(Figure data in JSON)

- - -

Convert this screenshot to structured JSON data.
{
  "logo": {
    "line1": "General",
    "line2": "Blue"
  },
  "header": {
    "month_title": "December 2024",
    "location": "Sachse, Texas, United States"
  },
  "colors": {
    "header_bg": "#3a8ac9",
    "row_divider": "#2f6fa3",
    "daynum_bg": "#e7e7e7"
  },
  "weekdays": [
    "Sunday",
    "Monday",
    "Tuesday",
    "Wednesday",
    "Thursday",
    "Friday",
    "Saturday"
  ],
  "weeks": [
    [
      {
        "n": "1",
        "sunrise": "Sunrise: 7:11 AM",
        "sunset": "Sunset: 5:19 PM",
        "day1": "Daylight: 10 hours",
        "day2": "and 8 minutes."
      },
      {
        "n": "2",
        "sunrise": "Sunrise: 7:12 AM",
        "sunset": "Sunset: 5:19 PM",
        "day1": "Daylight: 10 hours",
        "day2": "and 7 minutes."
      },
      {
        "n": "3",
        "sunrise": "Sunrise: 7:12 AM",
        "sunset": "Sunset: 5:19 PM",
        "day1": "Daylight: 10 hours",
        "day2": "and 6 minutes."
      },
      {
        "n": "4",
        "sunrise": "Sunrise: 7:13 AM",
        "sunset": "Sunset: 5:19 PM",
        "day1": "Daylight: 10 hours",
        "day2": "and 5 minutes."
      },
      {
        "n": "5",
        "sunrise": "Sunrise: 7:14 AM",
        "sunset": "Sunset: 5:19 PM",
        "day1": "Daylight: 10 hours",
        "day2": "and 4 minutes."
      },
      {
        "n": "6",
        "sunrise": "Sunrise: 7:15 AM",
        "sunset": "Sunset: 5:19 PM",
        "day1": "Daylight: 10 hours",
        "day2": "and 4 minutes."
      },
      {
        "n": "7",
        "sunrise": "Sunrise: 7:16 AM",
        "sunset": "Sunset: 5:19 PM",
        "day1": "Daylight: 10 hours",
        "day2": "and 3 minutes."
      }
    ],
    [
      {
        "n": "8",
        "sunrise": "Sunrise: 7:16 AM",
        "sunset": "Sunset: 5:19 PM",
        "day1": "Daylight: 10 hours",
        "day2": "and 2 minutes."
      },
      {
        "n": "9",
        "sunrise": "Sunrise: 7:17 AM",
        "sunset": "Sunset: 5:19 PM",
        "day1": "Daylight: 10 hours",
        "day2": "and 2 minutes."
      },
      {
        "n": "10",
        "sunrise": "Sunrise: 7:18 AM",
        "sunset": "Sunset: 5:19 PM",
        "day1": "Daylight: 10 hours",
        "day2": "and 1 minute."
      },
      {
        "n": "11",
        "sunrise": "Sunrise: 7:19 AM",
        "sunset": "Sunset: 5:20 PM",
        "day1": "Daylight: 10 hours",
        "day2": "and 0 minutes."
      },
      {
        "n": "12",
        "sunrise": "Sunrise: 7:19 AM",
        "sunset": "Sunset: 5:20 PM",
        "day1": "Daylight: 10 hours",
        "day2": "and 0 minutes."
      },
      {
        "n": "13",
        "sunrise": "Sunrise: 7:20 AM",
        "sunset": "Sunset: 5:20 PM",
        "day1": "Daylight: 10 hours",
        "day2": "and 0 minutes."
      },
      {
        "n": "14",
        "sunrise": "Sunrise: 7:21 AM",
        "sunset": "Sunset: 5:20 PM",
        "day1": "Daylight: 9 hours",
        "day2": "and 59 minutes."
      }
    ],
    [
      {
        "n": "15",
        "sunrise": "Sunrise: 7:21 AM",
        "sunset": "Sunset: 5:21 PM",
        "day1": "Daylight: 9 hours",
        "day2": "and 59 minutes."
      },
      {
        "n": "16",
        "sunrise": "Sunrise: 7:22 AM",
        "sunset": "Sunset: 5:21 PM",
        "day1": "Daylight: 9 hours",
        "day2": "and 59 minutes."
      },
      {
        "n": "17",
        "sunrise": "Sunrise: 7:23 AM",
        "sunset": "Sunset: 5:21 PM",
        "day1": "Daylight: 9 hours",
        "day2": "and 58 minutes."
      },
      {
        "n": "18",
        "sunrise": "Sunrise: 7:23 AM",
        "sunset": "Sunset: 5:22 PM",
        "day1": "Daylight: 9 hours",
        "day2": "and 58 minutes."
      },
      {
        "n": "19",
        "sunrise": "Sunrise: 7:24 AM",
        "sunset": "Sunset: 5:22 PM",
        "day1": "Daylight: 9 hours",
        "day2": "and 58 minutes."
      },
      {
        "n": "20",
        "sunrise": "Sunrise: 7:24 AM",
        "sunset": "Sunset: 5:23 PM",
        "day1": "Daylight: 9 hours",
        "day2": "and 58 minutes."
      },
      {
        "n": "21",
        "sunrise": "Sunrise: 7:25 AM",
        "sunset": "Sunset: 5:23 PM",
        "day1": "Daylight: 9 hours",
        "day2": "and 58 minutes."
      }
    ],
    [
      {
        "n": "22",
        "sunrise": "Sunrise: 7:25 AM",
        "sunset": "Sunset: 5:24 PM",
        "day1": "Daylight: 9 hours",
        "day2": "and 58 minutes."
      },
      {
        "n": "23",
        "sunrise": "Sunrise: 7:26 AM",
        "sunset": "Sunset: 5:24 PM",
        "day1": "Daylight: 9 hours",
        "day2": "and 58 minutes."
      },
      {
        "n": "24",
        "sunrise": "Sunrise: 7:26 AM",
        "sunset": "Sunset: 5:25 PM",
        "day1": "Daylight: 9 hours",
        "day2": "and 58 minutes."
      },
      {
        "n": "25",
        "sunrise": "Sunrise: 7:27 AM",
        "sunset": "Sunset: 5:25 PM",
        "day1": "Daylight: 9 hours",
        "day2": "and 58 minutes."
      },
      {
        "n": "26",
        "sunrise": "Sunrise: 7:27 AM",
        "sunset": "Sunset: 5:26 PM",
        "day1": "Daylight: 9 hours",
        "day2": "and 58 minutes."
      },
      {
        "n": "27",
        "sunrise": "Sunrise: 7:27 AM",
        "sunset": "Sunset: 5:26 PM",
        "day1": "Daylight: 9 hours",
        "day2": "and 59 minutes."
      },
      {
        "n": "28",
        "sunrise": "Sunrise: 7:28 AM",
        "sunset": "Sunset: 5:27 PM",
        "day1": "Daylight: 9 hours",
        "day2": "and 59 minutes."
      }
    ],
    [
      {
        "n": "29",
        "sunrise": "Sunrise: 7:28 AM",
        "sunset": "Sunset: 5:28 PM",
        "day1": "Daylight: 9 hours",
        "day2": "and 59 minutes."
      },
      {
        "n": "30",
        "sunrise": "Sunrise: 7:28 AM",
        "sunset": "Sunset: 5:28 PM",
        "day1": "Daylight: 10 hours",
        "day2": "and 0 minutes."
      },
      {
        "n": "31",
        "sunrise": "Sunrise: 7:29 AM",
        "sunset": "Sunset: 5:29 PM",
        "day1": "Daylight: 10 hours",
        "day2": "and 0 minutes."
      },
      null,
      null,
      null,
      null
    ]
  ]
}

- - -

WORK TO BE COMPLETED:
Each entry above needs to be retyped exactly.

IN RESPONSE:
Convert this screenshot to structured JSON data.
{
  "logo": {
    "line1": "General",
    "line2": "Blue"
  },
  "header": {
    "month_title": "December 2024",
    "location": "Sachse, Texas, United States"
  },
  "colors": {
    "header_bg": "#3a8ac9",
    "row_divider": "#2f6fa3",
    "daynum_bg": "#e7e7e7"
  },
  "weekdays": [
    "Sunday",
    "Monday",
    "Tuesday",
    "Wednesday",
    "Thursday",
    "Friday",
    "Saturday"
  ],
  "weeks": [
    [
      {
        "n": "1",
        "sunrise": "Sunrise: 7:11 AM",
        "sunset": "Sunset: 5:19 PM",
        "day1": "Daylight: 10 hours",
        "day2": "and 8 minutes."
      },
      {
        "n": "2",
        "sunrise": "Sunrise: 7:12 AM",
        "sunset": "Sunset: 5:19 PM",
        "day1": "Daylight: 10 hours",
        "day2": "and 7 minutes."
      },
      {
        "n": "3",
        "sunrise": "Sunrise: 7:12 AM",
        "sunset": "Sunset: 5:19 PM",
        "day1": "Daylight: 10 hours",
        "day2": "and 6 minutes."
      },
      {
        "n": "4",
        "sunrise": "Sunrise: 7:13 AM",
        "sunset": "Sunset: 5:19 PM",
        "day1": "Daylight: 10 hours",
        "day2": "and 5 minutes."
      },
      {
        "n": "5",
        "sunrise": "Sunrise: 7:14 AM",
        "sunset": "Sunset: 5:19 PM",
        "day1": "Daylight: 10 hours",
        "day2": "and 4 minutes."
      },
      {
        "n": "6",
        "sunrise": "Sunrise: 7:15 AM",
        "sunset": "Sunset: 5:19 PM",
        "day1": "Daylight: 10 hours",
        "day2": "and 4 minutes."
      },
      {
        "n": "7",
        "sunrise": "Sunrise: 7:16 AM",
        "sunset": "Sunset: 5:19 PM",
        "day1": "Daylight: 10 hours",
        "day2": "and 3 minutes."
      }
    ],
    [
      {
        "n": "8",
        "sunrise": "Sunrise: 7:16 AM",
        "sunset": "Sunset: 5:19 PM",
        "day1": "Daylight: 10 hours",
        "day2": "and 2 minutes."
      },
      {
        "n": "9",
        "sunrise": "Sunrise: 7:17 AM",
        "sunset": "Sunset: 5:19 PM",
        "day1": "Daylight: 10 hours",
        "day2": "and 2 minutes."
      },
      {
        "n": "10",
        "sunrise": "Sunrise: 7:18 AM",
        "sunset": "Sunset: 5:19 PM",
        "day1": "Daylight: 10 hours",
        "day2": "and 1 minute."
      },
      {
        "n": "11",
        "sunrise": "Sunrise: 7:19 AM",
        "sunset": "Sunset: 5:20 PM",
        "day1": "Daylight: 10 hours",
        "day2": "and 0 minutes."
      },
      {
        "n": "12",
        "sunrise": "Sunrise: 7:19 AM",
        "sunset": "Sunset: 5:20 PM",
        "day1": "Daylight: 10 hours",
        "day2": "and 0 minutes."
      },
      {
        "n": "13",
        "sunrise": "Sunrise: 7:20 AM",
        "sunset": "Sunset: 5:20 PM",
        "day1": "Daylight: 10 hours",
        "day2": "and 0 minutes."
      },
      {
        "n": "14",
        "sunrise": "Sunrise: 7:21 AM",
        "sunset": "Sunset: 5:20 PM",
        "day1": "Daylight: 9 hours",
        "day2": "and 59 minutes."
      }
    ],
    [
      {
        "n": "15",
        "sunrise": "Sunrise: 7:21 AM",
        "sunset": "Sunset: 5:21 PM",
        "day1": "Daylight: 9 hours",
        "day2": "and 59 minutes."
      },
      {
        "n": "16",
        "sunrise": "Sunrise: 7:22 AM",
        "sunset": "Sunset: 5:21 PM",
        "day1": "Daylight: 9 hours",
        "day2": "and 59 minutes."
      },
      {
        "n": "17",
        "sunrise": "Sunrise: 7:23 AM",
        "sunset": "Sunset: 5:21 PM",
        "day1": "Daylight: 9 hours",
        "day2": "and 58 minutes."
      },
      {
        "n": "18",
        "sunrise": "Sunrise: 7:23 AM",
        "sunset": "Sunset: 5:22 PM",
        "day1": "Daylight: 9 hours",
        "day2": "and 58 minutes."
      },
      {
        "n": "19",
        "sunrise": "Sunrise: 7:24 AM",
        "sunset": "Sunset: 5:22 PM",
        "day1": "Daylight: 9 hours",
        "day2": "and 58 minutes."
      },
      {
        "n": "20",
        "sunrise": "Sunrise: 7:24 AM",
        "sunset": "Sunset: 5:23 PM",
        "day1": "Daylight: 9 hours",
        "day2": "and 58 minutes."
      },
      {
        "n": "21",
        "sunrise": "Sunrise: 7:25 AM",
        "sunset": "Sunset: 5:23 PM",
        "day1": "Daylight: 9 hours",
        "day2": "and 58 minutes."
      }
    ],
    [
      {
        "n": "22",
        "sunrise": "Sunrise: 7:25 AM",
        "sunset": "Sunset: 5:24 PM",
        "day1": "Daylight: 9 hours",
        "day2": "and 58 minutes."
      },
      {
        "n": "23",
        "sunrise": "Sunrise: 7:26 AM",
        "sunset": "Sunset: 5:24 PM",
        "day1": "Daylight: 9 hours",
        "day2": "and 58 minutes."
      },
      {
        "n": "24",
        "sunrise": "Sunrise: 7:26 AM",
        "sunset": "Sunset: 5:25 PM",
        "day1": "Daylight: 9 hours",
        "day2": "and 58 minutes."
      },
      {
        "n": "25",
        "sunrise": "Sunrise: 7:27 AM",
        "sunset": "Sunset: 5:25 PM",
        "day1": "Daylight: 9 hours",
        "day2": "and 58 minutes."
      },
      {
        "n": "26",
        "sunrise": "Sunrise: 7:27 AM",
        "sunset": "Sunset: 5:26 PM",
        "day1": "Daylight: 9 hours",
        "day2": "and 58 minutes."
      },
      {
        "n": "27",
        "sunrise": "Sunrise: 7:27 AM",
        "sunset": "Sunset: 5:26 PM",
        "day1": "Daylight: 9 hours",
        "day2": "and 59 minutes."
      },
      {
        "n": "28",
        "sunrise": "Sunrise: 7:28 AM",
        "sunset": "Sunset: 5:27 PM",
        "day1": "Daylight: 9 hours",
        "day2": "and 59 minutes."
      }
    ],
    [
      {
        "n": "29",
        "sunrise": "Sunrise: 7:28 AM",
        "sunset": "Sunset: 5:28 PM",
        "day1": "Daylight: 9 hours",
        "day2": "and 59 minutes."
      },
      {
        "n": "30",
        "sunrise": "Sunrise: 7:28 AM",
        "sunset": "Sunset: 5:28 PM",
        "day1": "Daylight: 10 hours",
        "day2": "and 0 minutes."
      },
      {
        "n": "31",
        "sunrise": "Sunrise: 7:29 AM",
        "sunset": "Sunset: 5:29 PM",
        "day1": "Daylight: 10 hours",
        "day2": "and 0 minutes."
      },
      null,
      null,
      null,
      null
    ]
  ]
}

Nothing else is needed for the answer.